▸ Records for the exercise
>>>>
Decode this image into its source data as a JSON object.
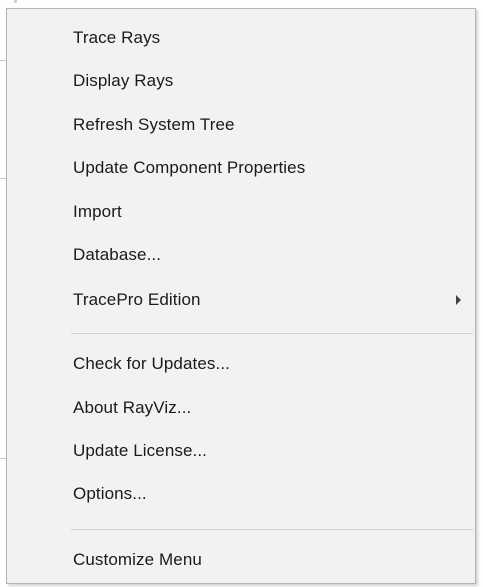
{
  "menu": {
    "items": [
      {
        "label": "Trace Rays"
      },
      {
        "label": "Display Rays"
      },
      {
        "label": "Refresh System Tree"
      },
      {
        "label": "Update Component Properties"
      },
      {
        "label": "Import"
      },
      {
        "label": "Database..."
      },
      {
        "label": "TracePro Edition",
        "submenu": true
      },
      {
        "label": "Check for Updates..."
      },
      {
        "label": "About RayViz..."
      },
      {
        "label": "Update License..."
      },
      {
        "label": "Options..."
      },
      {
        "label": "Customize Menu"
      }
    ]
  },
  "colors": {
    "menu_background": "#f2f2f2",
    "menu_border": "#b4b4b4",
    "text": "#1a1a1a",
    "separator": "#d2d2d2"
  },
  "icons": {
    "submenu_arrow": "chevron-right-icon"
  }
}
<<<<
▸ Short problem
Working from the listing above, pick out every line that has "label" and copy it.

▸ Output for this exercise
        "label": "Trace Rays"
        "label": "Display Rays"
        "label": "Refresh System Tree"
        "label": "Update Component Properties"
        "label": "Import"
        "label": "Database..."
        "label": "TracePro Edition",
        "label": "Check for Updates..."
        "label": "About RayViz..."
        "label": "Update License..."
        "label": "Options..."
        "label": "Customize Menu"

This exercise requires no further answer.